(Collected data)

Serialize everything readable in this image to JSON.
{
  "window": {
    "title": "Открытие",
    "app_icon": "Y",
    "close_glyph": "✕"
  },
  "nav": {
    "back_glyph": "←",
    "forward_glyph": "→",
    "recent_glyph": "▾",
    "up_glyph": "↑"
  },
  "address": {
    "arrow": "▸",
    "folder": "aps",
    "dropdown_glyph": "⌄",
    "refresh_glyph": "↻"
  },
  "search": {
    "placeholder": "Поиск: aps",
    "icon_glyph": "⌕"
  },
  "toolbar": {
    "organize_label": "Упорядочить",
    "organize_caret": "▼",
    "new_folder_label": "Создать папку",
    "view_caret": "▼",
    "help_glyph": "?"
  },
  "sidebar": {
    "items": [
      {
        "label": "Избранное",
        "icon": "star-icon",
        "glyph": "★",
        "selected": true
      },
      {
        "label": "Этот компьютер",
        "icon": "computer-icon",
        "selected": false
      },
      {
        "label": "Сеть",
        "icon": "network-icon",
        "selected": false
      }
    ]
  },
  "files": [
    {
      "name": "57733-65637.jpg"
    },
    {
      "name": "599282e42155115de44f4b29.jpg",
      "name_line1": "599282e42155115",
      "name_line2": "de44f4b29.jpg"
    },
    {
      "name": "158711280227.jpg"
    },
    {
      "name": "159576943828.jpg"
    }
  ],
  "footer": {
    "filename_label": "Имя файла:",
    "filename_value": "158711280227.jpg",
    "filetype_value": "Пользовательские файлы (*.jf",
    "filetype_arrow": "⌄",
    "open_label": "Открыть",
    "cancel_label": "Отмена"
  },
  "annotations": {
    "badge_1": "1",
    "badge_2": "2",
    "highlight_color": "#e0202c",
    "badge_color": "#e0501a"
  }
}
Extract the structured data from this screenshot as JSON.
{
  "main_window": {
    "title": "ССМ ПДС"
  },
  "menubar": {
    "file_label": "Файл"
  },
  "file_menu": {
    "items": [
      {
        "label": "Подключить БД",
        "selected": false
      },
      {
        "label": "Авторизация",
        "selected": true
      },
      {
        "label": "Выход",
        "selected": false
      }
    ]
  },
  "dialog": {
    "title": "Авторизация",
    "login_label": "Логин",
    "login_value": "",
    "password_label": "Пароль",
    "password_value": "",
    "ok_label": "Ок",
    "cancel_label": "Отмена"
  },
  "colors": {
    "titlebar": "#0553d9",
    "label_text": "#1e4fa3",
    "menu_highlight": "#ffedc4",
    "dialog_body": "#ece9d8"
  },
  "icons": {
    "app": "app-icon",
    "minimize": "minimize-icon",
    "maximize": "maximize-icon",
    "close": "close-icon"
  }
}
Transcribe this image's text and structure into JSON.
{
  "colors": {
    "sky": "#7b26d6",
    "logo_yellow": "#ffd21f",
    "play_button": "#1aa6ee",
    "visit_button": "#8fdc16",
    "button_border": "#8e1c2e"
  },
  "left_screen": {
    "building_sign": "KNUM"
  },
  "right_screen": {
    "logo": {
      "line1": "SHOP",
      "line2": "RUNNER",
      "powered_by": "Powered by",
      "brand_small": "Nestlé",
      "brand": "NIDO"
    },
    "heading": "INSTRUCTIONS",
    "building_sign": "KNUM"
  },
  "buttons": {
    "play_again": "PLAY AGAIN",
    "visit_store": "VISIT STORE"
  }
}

What the exercise asks ->
Repeat the entries shown above, every one, word for word.

Expected answer ->
Serialize everything readable in this image to JSON.
{
  "window": {
    "title": "Открытие",
    "app_icon": "Y",
    "close_glyph": "✕"
  },
  "nav": {
    "back_glyph": "←",
    "forward_glyph": "→",
    "recent_glyph": "▾",
    "up_glyph": "↑"
  },
  "address": {
    "arrow": "▸",
    "folder": "aps",
    "dropdown_glyph": "⌄",
    "refresh_glyph": "↻"
  },
  "search": {
    "placeholder": "Поиск: aps",
    "icon_glyph": "⌕"
  },
  "toolbar": {
    "organize_label": "Упорядочить",
    "organize_caret": "▼",
    "new_folder_label": "Создать папку",
    "view_caret": "▼",
    "help_glyph": "?"
  },
  "sidebar": {
    "items": [
      {
        "label": "Избранное",
        "icon": "star-icon",
        "glyph": "★",
        "selected": true
      },
      {
        "label": "Этот компьютер",
        "icon": "computer-icon",
        "selected": false
      },
      {
        "label": "Сеть",
        "icon": "network-icon",
        "selected": false
      }
    ]
  },
  "files": [
    {
      "name": "57733-65637.jpg"
    },
    {
      "name": "599282e42155115de44f4b29.jpg",
      "name_line1": "599282e42155115",
      "name_line2": "de44f4b29.jpg"
    },
    {
      "name": "158711280227.jpg"
    },
    {
      "name": "159576943828.jpg"
    }
  ],
  "footer": {
    "filename_label": "Имя файла:",
    "filename_value": "158711280227.jpg",
    "filetype_value": "Пользовательские файлы (*.jf",
    "filetype_arrow": "⌄",
    "open_label": "Открыть",
    "cancel_label": "Отмена"
  },
  "annotations": {
    "badge_1": "1",
    "badge_2": "2",
    "highlight_color": "#e0202c",
    "badge_color": "#e0501a"
  }
}
Extract the structured data from this screenshot as JSON.
{
  "main_window": {
    "title": "ССМ ПДС"
  },
  "menubar": {
    "file_label": "Файл"
  },
  "file_menu": {
    "items": [
      {
        "label": "Подключить БД",
        "selected": false
      },
      {
        "label": "Авторизация",
        "selected": true
      },
      {
        "label": "Выход",
        "selected": false
      }
    ]
  },
  "dialog": {
    "title": "Авторизация",
    "login_label": "Логин",
    "login_value": "",
    "password_label": "Пароль",
    "password_value": "",
    "ok_label": "Ок",
    "cancel_label": "Отмена"
  },
  "colors": {
    "titlebar": "#0553d9",
    "label_text": "#1e4fa3",
    "menu_highlight": "#ffedc4",
    "dialog_body": "#ece9d8"
  },
  "icons": {
    "app": "app-icon",
    "minimize": "minimize-icon",
    "maximize": "maximize-icon",
    "close": "close-icon"
  }
}
Transcribe this image's text and structure into JSON.
{
  "colors": {
    "sky": "#7b26d6",
    "logo_yellow": "#ffd21f",
    "play_button": "#1aa6ee",
    "visit_button": "#8fdc16",
    "button_border": "#8e1c2e"
  },
  "left_screen": {
    "building_sign": "KNUM"
  },
  "right_screen": {
    "logo": {
      "line1": "SHOP",
      "line2": "RUNNER",
      "powered_by": "Powered by",
      "brand_small": "Nestlé",
      "brand": "NIDO"
    },
    "heading": "INSTRUCTIONS",
    "building_sign": "KNUM"
  },
  "buttons": {
    "play_again": "PLAY AGAIN",
    "visit_store": "VISIT STORE"
  }
}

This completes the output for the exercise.